Start of Available data
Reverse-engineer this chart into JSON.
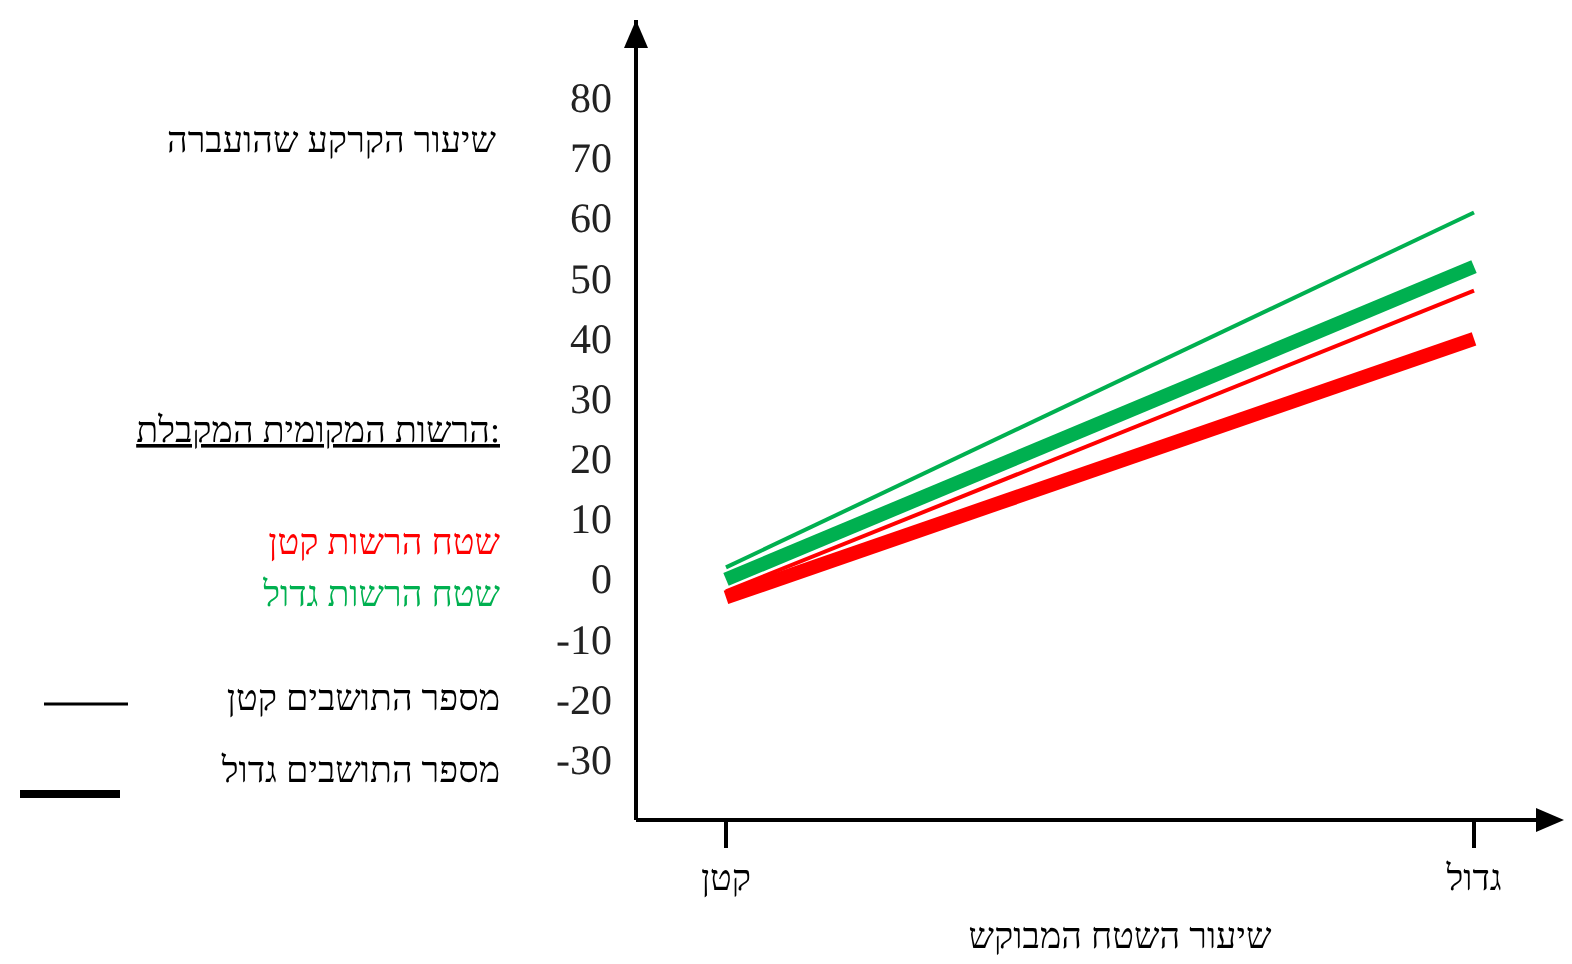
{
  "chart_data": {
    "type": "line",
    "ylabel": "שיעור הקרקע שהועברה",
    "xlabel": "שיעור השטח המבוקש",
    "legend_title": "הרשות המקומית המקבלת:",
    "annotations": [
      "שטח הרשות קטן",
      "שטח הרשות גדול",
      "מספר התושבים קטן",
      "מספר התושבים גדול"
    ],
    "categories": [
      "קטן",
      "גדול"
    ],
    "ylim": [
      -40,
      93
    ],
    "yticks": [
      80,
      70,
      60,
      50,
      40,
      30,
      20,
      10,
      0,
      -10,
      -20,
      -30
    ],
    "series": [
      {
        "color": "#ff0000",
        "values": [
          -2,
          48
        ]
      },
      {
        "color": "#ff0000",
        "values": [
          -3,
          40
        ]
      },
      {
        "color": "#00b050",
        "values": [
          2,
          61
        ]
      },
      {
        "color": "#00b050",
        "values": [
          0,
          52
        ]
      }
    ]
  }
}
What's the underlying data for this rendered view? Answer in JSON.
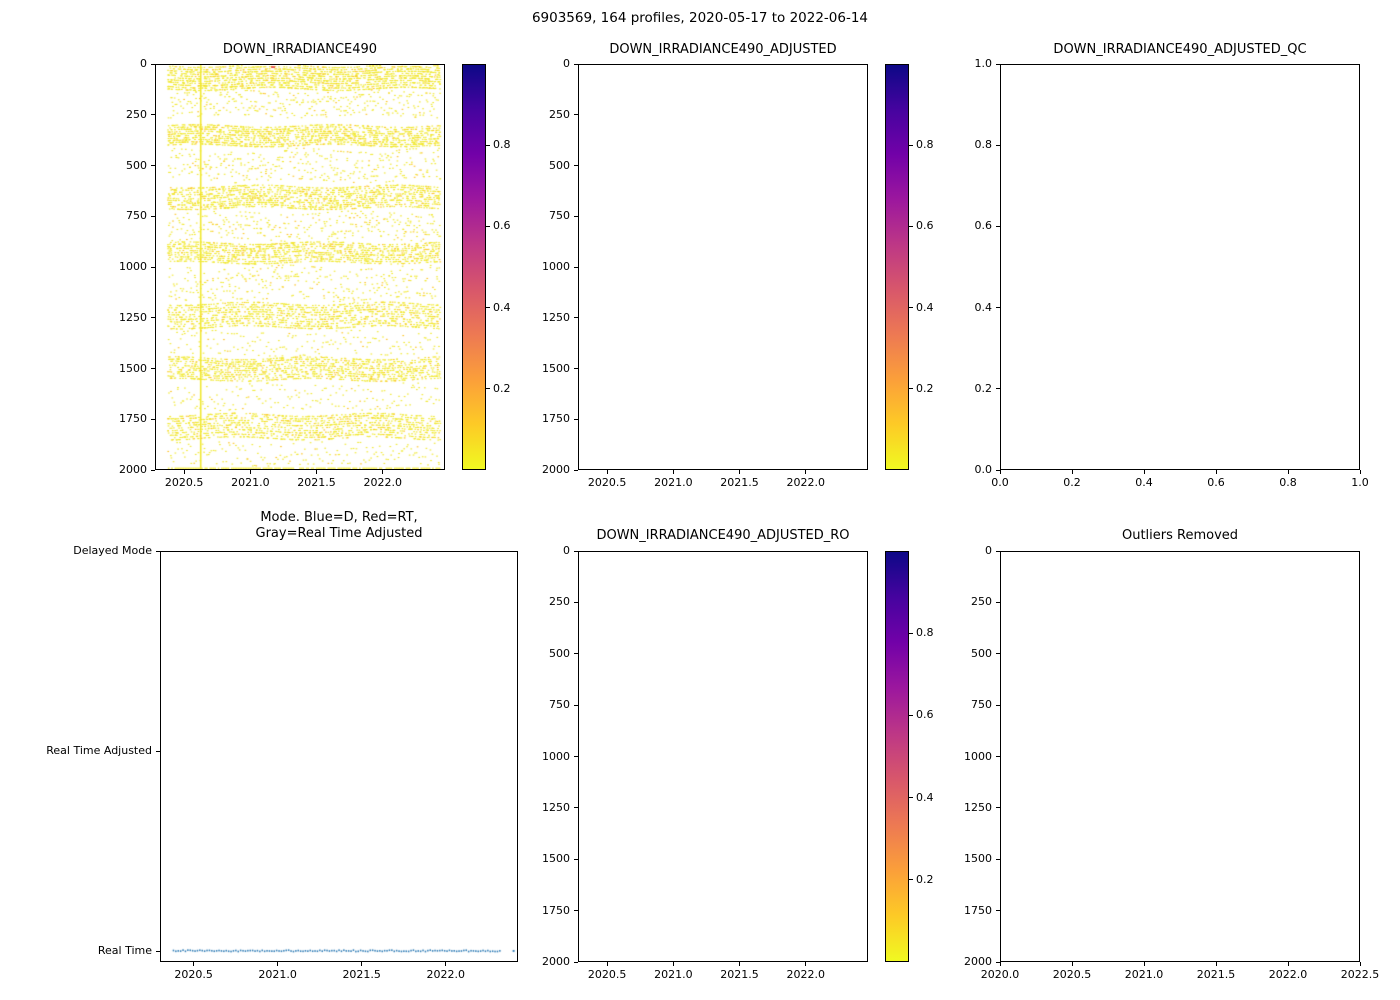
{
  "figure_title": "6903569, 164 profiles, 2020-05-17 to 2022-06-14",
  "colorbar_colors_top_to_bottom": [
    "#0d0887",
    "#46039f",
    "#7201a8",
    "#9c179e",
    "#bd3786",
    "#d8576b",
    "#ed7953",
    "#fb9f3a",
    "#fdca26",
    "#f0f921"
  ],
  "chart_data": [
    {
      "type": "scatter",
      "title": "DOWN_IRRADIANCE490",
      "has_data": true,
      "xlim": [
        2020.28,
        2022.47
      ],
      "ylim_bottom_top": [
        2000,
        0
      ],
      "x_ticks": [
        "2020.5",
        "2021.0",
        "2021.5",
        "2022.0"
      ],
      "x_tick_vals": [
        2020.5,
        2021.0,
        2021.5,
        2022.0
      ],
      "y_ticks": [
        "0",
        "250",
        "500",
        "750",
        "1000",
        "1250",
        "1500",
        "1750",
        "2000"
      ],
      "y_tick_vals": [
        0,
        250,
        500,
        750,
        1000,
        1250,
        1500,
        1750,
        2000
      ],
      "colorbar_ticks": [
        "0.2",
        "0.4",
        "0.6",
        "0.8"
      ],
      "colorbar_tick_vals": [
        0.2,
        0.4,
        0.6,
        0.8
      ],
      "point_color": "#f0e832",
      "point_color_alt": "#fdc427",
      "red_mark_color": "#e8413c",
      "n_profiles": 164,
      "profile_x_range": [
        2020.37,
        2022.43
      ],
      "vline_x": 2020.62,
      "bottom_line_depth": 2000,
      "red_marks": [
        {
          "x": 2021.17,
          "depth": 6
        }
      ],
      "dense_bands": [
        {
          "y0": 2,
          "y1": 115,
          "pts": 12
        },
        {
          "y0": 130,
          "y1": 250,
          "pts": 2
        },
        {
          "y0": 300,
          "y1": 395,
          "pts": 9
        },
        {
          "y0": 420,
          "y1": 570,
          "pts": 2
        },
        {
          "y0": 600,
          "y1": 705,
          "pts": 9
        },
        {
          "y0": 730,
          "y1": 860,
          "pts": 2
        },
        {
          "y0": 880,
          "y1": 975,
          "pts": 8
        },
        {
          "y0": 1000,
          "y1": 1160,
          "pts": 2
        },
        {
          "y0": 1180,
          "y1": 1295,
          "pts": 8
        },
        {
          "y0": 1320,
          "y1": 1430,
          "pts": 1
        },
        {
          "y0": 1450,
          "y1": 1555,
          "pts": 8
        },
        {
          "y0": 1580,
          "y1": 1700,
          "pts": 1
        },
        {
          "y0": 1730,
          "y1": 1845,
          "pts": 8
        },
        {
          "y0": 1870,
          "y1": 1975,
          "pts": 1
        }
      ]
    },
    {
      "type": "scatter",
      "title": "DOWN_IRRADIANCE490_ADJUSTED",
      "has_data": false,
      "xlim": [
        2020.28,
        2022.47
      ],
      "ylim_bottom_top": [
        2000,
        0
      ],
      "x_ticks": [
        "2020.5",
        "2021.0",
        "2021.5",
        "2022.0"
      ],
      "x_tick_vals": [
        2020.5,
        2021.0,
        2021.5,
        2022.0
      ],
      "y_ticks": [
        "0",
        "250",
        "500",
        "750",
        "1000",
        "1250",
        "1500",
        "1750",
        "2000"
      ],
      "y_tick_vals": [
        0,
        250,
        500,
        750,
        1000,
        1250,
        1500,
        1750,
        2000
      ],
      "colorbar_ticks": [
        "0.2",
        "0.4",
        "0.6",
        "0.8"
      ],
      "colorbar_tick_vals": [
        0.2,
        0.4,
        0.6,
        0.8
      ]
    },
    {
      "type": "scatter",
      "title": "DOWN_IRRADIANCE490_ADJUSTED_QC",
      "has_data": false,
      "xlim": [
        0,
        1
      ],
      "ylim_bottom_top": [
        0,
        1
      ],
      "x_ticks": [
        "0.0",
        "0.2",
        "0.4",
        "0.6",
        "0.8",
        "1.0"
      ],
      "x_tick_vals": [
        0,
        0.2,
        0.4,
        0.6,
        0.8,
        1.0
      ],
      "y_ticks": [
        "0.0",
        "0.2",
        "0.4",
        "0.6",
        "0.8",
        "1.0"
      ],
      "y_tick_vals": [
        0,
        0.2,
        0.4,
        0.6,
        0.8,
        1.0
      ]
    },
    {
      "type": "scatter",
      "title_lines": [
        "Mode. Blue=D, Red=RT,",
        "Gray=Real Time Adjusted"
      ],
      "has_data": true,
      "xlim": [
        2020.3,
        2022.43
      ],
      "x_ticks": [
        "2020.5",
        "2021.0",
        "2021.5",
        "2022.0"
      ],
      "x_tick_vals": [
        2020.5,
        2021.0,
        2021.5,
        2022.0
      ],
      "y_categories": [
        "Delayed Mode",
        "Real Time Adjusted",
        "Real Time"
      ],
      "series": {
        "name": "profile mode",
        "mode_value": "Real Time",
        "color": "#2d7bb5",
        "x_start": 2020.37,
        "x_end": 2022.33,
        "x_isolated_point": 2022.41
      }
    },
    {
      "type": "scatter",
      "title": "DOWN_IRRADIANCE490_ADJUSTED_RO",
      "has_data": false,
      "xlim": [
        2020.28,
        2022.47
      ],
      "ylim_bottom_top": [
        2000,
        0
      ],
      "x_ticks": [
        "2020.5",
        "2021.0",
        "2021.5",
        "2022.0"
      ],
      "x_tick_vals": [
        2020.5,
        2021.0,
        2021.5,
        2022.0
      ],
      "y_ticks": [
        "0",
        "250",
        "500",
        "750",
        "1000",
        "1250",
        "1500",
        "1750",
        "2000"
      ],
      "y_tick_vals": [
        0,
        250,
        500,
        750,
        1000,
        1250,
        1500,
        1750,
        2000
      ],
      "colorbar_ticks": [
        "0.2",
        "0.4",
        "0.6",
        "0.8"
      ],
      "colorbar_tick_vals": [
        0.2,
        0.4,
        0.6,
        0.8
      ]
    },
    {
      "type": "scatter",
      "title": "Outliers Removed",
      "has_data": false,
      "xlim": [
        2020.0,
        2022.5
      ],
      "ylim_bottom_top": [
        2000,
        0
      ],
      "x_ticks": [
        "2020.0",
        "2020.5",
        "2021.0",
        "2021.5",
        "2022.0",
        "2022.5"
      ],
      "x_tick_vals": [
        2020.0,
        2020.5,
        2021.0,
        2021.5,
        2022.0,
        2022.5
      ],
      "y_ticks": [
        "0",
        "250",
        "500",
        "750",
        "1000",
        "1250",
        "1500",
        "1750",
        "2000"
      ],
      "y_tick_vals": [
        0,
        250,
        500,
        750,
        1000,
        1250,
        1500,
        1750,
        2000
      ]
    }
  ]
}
End of Available data
> **Task requirements**:
Every record above should be written out again exactly; the pictures stay out of the copy.

> **Output for this exercise**:
Reverse-engineer this chart into JSON.
{
  "chart_data": {
    "type": "line",
    "ylabel": "שיעור הקרקע שהועברה",
    "xlabel": "שיעור השטח המבוקש",
    "legend_title": "הרשות המקומית המקבלת:",
    "annotations": [
      "שטח הרשות קטן",
      "שטח הרשות גדול",
      "מספר התושבים קטן",
      "מספר התושבים גדול"
    ],
    "categories": [
      "קטן",
      "גדול"
    ],
    "ylim": [
      -40,
      93
    ],
    "yticks": [
      80,
      70,
      60,
      50,
      40,
      30,
      20,
      10,
      0,
      -10,
      -20,
      -30
    ],
    "series": [
      {
        "color": "#ff0000",
        "values": [
          -2,
          48
        ]
      },
      {
        "color": "#ff0000",
        "values": [
          -3,
          40
        ]
      },
      {
        "color": "#00b050",
        "values": [
          2,
          61
        ]
      },
      {
        "color": "#00b050",
        "values": [
          0,
          52
        ]
      }
    ]
  }
}
What's the underlying data for this rendered view? Answer in JSON.
{
  "figure_title": "6903569, 164 profiles, 2020-05-17 to 2022-06-14",
  "colorbar_colors_top_to_bottom": [
    "#0d0887",
    "#46039f",
    "#7201a8",
    "#9c179e",
    "#bd3786",
    "#d8576b",
    "#ed7953",
    "#fb9f3a",
    "#fdca26",
    "#f0f921"
  ],
  "chart_data": [
    {
      "type": "scatter",
      "title": "DOWN_IRRADIANCE490",
      "has_data": true,
      "xlim": [
        2020.28,
        2022.47
      ],
      "ylim_bottom_top": [
        2000,
        0
      ],
      "x_ticks": [
        "2020.5",
        "2021.0",
        "2021.5",
        "2022.0"
      ],
      "x_tick_vals": [
        2020.5,
        2021.0,
        2021.5,
        2022.0
      ],
      "y_ticks": [
        "0",
        "250",
        "500",
        "750",
        "1000",
        "1250",
        "1500",
        "1750",
        "2000"
      ],
      "y_tick_vals": [
        0,
        250,
        500,
        750,
        1000,
        1250,
        1500,
        1750,
        2000
      ],
      "colorbar_ticks": [
        "0.2",
        "0.4",
        "0.6",
        "0.8"
      ],
      "colorbar_tick_vals": [
        0.2,
        0.4,
        0.6,
        0.8
      ],
      "point_color": "#f0e832",
      "point_color_alt": "#fdc427",
      "red_mark_color": "#e8413c",
      "n_profiles": 164,
      "profile_x_range": [
        2020.37,
        2022.43
      ],
      "vline_x": 2020.62,
      "bottom_line_depth": 2000,
      "red_marks": [
        {
          "x": 2021.17,
          "depth": 6
        }
      ],
      "dense_bands": [
        {
          "y0": 2,
          "y1": 115,
          "pts": 12
        },
        {
          "y0": 130,
          "y1": 250,
          "pts": 2
        },
        {
          "y0": 300,
          "y1": 395,
          "pts": 9
        },
        {
          "y0": 420,
          "y1": 570,
          "pts": 2
        },
        {
          "y0": 600,
          "y1": 705,
          "pts": 9
        },
        {
          "y0": 730,
          "y1": 860,
          "pts": 2
        },
        {
          "y0": 880,
          "y1": 975,
          "pts": 8
        },
        {
          "y0": 1000,
          "y1": 1160,
          "pts": 2
        },
        {
          "y0": 1180,
          "y1": 1295,
          "pts": 8
        },
        {
          "y0": 1320,
          "y1": 1430,
          "pts": 1
        },
        {
          "y0": 1450,
          "y1": 1555,
          "pts": 8
        },
        {
          "y0": 1580,
          "y1": 1700,
          "pts": 1
        },
        {
          "y0": 1730,
          "y1": 1845,
          "pts": 8
        },
        {
          "y0": 1870,
          "y1": 1975,
          "pts": 1
        }
      ]
    },
    {
      "type": "scatter",
      "title": "DOWN_IRRADIANCE490_ADJUSTED",
      "has_data": false,
      "xlim": [
        2020.28,
        2022.47
      ],
      "ylim_bottom_top": [
        2000,
        0
      ],
      "x_ticks": [
        "2020.5",
        "2021.0",
        "2021.5",
        "2022.0"
      ],
      "x_tick_vals": [
        2020.5,
        2021.0,
        2021.5,
        2022.0
      ],
      "y_ticks": [
        "0",
        "250",
        "500",
        "750",
        "1000",
        "1250",
        "1500",
        "1750",
        "2000"
      ],
      "y_tick_vals": [
        0,
        250,
        500,
        750,
        1000,
        1250,
        1500,
        1750,
        2000
      ],
      "colorbar_ticks": [
        "0.2",
        "0.4",
        "0.6",
        "0.8"
      ],
      "colorbar_tick_vals": [
        0.2,
        0.4,
        0.6,
        0.8
      ]
    },
    {
      "type": "scatter",
      "title": "DOWN_IRRADIANCE490_ADJUSTED_QC",
      "has_data": false,
      "xlim": [
        0,
        1
      ],
      "ylim_bottom_top": [
        0,
        1
      ],
      "x_ticks": [
        "0.0",
        "0.2",
        "0.4",
        "0.6",
        "0.8",
        "1.0"
      ],
      "x_tick_vals": [
        0,
        0.2,
        0.4,
        0.6,
        0.8,
        1.0
      ],
      "y_ticks": [
        "0.0",
        "0.2",
        "0.4",
        "0.6",
        "0.8",
        "1.0"
      ],
      "y_tick_vals": [
        0,
        0.2,
        0.4,
        0.6,
        0.8,
        1.0
      ]
    },
    {
      "type": "scatter",
      "title_lines": [
        "Mode. Blue=D, Red=RT,",
        "Gray=Real Time Adjusted"
      ],
      "has_data": true,
      "xlim": [
        2020.3,
        2022.43
      ],
      "x_ticks": [
        "2020.5",
        "2021.0",
        "2021.5",
        "2022.0"
      ],
      "x_tick_vals": [
        2020.5,
        2021.0,
        2021.5,
        2022.0
      ],
      "y_categories": [
        "Delayed Mode",
        "Real Time Adjusted",
        "Real Time"
      ],
      "series": {
        "name": "profile mode",
        "mode_value": "Real Time",
        "color": "#2d7bb5",
        "x_start": 2020.37,
        "x_end": 2022.33,
        "x_isolated_point": 2022.41
      }
    },
    {
      "type": "scatter",
      "title": "DOWN_IRRADIANCE490_ADJUSTED_RO",
      "has_data": false,
      "xlim": [
        2020.28,
        2022.47
      ],
      "ylim_bottom_top": [
        2000,
        0
      ],
      "x_ticks": [
        "2020.5",
        "2021.0",
        "2021.5",
        "2022.0"
      ],
      "x_tick_vals": [
        2020.5,
        2021.0,
        2021.5,
        2022.0
      ],
      "y_ticks": [
        "0",
        "250",
        "500",
        "750",
        "1000",
        "1250",
        "1500",
        "1750",
        "2000"
      ],
      "y_tick_vals": [
        0,
        250,
        500,
        750,
        1000,
        1250,
        1500,
        1750,
        2000
      ],
      "colorbar_ticks": [
        "0.2",
        "0.4",
        "0.6",
        "0.8"
      ],
      "colorbar_tick_vals": [
        0.2,
        0.4,
        0.6,
        0.8
      ]
    },
    {
      "type": "scatter",
      "title": "Outliers Removed",
      "has_data": false,
      "xlim": [
        2020.0,
        2022.5
      ],
      "ylim_bottom_top": [
        2000,
        0
      ],
      "x_ticks": [
        "2020.0",
        "2020.5",
        "2021.0",
        "2021.5",
        "2022.0",
        "2022.5"
      ],
      "x_tick_vals": [
        2020.0,
        2020.5,
        2021.0,
        2021.5,
        2022.0,
        2022.5
      ],
      "y_ticks": [
        "0",
        "250",
        "500",
        "750",
        "1000",
        "1250",
        "1500",
        "1750",
        "2000"
      ],
      "y_tick_vals": [
        0,
        250,
        500,
        750,
        1000,
        1250,
        1500,
        1750,
        2000
      ]
    }
  ]
}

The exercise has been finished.